DIRECTIVES:
(A) Answer these about the shrimp scampi lasagna recipe, one answer per line:
(i) How many lasagna noodles does it call for?
(ii) What can be used in place of the dry white wine?
(iii) How long is the minced garlic cooked in the melted butter?
(B) From the shrimp scampi lasagna recipe, extract the passage starting with "Description" and going on through "(or chicken broth)", copying it word for word.

PAGE EXCERPT:
-.-.-

Description
This Garlic Butter Shrimp Scampi Lasagna combines the rich, buttery flavors of shrimp scampi with the comfort of a classic lasagna. Creamy ricotta cheese, succulent shrimp, and a lemony, garlicky sauce come together in this decadent, no-fuss lasagna that is perfect for a family dinner or special occasion.
Ingredients
Scale
For the Shrimp Scampi:
- 1 pound large shrimp, peeled and deveined
- 4 tablespoons unsalted butter
- 4 cloves garlic, minced
- 1/2 cup dry white wine (or chicken broth)
- 1/4 cup fresh lemon juice
- 1/2 teaspoon red pepper flakes (optional)
- Salt and black pepper to taste
- 2 tablespoons fresh parsley, chopped
For the Lasagna:
- 12 lasagna noodles
- 1 container (15 ounces) ricotta cheese
- 1 egg
- 1/2 cup grated Parmesan cheese
- 1 teaspoon dried basil
- 1 teaspoon dried oregano
- 1/2 teaspoon salt
- 1/4 teaspoon black pepper
- 2 cups shredded mozzarella cheese
- 1 cup heavy cream
Instructions
- Prepare the Shrimp Scampi:
- In a large skillet, melt the butter over medium heat. Add the minced garlic and cook for 1-2 minutes until fragrant.

-.-.-

MATERIAL:
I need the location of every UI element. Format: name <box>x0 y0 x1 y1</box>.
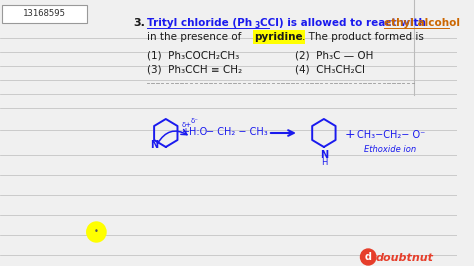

-.-.-

OUTPUTS BY TASK:
(A)
(i) 12
(ii) Chicken broth
(iii) 1-2 minutes, until fragrant

(B)
Description
This Garlic Butter Shrimp Scampi Lasagna combines the rich, buttery flavors of shrimp scampi with the comfort of a classic lasagna. Creamy ricotta cheese, succulent shrimp, and a lemony, garlicky sauce come together in this decadent, no-fuss lasagna that is perfect for a family dinner or special occasion.
Ingredients
Scale
For the Shrimp Scampi:
- 1 pound large shrimp, peeled and deveined
- 4 tablespoons unsalted butter
- 4 cloves garlic, minced
- 1/2 cup dry white wine (or chicken broth)